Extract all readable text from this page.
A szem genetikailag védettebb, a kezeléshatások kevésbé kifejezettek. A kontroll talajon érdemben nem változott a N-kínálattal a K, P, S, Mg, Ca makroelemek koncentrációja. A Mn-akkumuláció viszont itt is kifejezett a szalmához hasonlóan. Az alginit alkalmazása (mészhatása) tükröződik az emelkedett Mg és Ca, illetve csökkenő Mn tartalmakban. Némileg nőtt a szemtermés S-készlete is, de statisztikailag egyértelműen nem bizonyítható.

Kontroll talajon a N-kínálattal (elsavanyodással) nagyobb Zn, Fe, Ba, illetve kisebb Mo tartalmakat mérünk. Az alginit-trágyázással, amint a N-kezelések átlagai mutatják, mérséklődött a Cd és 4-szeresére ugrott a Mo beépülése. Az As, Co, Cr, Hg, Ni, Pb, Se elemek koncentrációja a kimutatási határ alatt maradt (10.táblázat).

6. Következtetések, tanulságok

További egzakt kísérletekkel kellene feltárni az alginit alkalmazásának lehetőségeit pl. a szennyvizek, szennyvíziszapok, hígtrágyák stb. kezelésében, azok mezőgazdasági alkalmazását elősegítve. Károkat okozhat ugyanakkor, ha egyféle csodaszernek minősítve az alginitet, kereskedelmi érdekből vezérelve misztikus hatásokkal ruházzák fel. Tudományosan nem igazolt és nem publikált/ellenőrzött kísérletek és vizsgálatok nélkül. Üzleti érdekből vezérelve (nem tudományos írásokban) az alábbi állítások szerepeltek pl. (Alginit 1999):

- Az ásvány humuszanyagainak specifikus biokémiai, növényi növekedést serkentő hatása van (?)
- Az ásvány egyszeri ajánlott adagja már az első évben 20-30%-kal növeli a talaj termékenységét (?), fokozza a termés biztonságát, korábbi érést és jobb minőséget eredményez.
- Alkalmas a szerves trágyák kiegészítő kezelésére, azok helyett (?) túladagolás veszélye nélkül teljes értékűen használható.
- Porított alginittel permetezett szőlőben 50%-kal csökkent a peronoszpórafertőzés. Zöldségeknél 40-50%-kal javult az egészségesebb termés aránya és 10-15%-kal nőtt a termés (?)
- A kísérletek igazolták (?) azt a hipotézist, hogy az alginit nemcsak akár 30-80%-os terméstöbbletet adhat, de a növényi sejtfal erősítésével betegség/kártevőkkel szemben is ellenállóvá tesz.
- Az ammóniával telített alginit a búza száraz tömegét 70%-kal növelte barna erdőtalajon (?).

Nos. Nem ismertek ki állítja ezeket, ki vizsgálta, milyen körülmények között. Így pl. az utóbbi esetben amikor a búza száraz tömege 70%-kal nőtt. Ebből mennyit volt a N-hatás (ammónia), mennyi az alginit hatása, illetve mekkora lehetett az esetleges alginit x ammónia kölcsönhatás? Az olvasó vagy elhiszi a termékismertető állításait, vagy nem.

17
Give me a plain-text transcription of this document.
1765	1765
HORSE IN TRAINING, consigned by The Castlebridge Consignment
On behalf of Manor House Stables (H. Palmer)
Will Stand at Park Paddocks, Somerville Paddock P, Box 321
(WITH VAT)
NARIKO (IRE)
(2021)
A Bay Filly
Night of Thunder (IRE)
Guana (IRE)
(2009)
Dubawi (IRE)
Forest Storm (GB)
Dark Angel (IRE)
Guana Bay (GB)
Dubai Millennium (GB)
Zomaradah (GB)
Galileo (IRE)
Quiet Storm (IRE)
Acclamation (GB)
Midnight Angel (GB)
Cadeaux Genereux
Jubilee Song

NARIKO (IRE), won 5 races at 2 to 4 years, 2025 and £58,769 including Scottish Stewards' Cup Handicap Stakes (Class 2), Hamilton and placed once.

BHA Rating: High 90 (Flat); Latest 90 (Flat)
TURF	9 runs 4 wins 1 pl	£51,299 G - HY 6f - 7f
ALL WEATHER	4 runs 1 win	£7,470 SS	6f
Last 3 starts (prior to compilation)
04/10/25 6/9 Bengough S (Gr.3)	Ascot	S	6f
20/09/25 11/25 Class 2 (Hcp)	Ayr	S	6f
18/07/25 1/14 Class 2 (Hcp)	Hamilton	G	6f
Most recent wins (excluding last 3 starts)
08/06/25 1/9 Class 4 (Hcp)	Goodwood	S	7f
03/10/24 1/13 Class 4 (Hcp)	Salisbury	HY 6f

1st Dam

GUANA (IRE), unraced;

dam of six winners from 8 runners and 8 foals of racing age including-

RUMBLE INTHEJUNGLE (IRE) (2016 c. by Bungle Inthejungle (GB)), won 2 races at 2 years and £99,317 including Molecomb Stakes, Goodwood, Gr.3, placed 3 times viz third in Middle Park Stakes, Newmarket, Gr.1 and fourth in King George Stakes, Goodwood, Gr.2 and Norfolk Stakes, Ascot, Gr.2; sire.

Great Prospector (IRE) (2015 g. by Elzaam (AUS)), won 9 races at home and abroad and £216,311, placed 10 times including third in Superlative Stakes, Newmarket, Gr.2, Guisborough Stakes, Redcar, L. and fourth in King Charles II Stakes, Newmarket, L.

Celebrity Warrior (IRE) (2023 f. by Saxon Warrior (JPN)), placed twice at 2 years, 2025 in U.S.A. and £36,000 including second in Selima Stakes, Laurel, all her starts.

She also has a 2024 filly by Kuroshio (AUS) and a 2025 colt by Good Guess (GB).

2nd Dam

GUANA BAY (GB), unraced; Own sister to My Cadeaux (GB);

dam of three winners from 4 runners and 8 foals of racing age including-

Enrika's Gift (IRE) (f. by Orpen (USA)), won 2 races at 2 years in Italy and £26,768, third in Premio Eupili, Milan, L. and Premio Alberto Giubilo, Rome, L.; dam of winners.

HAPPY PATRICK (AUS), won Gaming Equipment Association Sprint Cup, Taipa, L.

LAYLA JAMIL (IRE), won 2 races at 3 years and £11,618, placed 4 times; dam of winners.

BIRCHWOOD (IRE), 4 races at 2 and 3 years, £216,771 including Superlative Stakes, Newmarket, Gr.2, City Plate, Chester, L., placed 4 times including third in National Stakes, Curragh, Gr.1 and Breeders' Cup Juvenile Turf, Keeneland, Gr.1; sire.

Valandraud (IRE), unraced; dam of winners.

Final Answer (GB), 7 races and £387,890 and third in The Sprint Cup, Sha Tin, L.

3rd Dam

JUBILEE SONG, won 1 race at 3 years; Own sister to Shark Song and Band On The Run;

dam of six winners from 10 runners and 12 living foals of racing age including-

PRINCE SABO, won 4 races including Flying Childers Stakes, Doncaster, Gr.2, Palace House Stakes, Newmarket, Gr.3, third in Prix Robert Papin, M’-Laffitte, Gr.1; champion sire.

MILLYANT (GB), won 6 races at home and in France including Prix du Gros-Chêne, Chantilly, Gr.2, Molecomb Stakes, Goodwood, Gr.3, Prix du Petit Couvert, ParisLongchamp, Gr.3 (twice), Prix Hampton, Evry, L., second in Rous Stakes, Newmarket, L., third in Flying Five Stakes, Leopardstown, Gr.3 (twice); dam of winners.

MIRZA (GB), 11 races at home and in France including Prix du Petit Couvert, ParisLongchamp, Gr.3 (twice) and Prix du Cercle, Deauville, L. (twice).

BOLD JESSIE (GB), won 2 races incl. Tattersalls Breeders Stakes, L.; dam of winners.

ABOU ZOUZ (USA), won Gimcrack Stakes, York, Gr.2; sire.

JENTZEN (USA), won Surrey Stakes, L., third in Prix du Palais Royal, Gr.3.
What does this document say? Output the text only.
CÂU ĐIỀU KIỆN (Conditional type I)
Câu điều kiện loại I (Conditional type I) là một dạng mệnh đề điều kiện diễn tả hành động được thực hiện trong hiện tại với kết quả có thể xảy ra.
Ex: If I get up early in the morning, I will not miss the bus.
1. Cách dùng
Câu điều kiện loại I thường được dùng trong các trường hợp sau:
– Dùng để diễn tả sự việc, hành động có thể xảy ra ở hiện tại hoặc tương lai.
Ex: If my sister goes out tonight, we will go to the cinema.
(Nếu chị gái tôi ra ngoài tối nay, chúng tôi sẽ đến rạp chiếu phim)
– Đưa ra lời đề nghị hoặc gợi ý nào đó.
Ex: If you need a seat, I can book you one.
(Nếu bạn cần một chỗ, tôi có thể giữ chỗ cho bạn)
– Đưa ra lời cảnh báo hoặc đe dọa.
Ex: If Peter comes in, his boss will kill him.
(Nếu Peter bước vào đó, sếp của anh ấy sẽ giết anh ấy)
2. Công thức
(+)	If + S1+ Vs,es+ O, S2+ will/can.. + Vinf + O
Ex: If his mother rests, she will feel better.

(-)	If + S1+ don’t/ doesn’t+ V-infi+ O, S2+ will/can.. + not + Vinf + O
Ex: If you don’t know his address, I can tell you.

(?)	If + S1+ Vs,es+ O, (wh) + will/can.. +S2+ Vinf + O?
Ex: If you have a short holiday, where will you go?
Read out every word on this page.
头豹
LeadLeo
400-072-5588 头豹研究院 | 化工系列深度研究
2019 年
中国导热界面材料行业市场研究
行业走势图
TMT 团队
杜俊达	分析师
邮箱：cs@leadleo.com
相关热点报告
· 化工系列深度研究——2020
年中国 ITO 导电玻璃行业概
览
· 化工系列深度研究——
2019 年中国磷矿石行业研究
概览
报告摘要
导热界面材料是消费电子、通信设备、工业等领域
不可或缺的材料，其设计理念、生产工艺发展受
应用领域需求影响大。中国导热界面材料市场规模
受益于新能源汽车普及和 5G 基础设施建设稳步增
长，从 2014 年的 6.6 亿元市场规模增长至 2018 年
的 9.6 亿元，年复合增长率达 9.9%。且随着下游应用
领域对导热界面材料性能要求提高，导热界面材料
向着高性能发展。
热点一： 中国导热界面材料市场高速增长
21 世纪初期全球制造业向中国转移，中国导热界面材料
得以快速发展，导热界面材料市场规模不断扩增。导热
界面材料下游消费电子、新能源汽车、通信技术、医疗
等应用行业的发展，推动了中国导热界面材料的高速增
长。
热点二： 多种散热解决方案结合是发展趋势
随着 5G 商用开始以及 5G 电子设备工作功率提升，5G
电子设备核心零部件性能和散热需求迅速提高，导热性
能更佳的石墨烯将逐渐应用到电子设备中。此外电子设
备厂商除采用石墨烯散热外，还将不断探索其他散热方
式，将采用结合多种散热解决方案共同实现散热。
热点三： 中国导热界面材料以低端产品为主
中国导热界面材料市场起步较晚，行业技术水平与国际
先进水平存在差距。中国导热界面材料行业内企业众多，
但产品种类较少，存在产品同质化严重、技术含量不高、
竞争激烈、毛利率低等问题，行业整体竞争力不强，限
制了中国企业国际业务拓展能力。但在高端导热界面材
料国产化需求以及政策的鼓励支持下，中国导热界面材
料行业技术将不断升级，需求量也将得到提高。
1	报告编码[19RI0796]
+++
• Task to complete:
Search the listing for the string "növényi". Copy each line where it turns up.

• Completed exercise:
- Az ásvány humuszanyagainak specifikus biokémiai, növényi növekedést serkentő hatása van (?)
- A kísérletek igazolták (?) azt a hipotézist, hogy az alginit nemcsak akár 30-80%-os terméstöbbletet adhat, de a növényi sejtfal erősítésével betegség/kártevőkkel szemben is ellenállóvá tesz.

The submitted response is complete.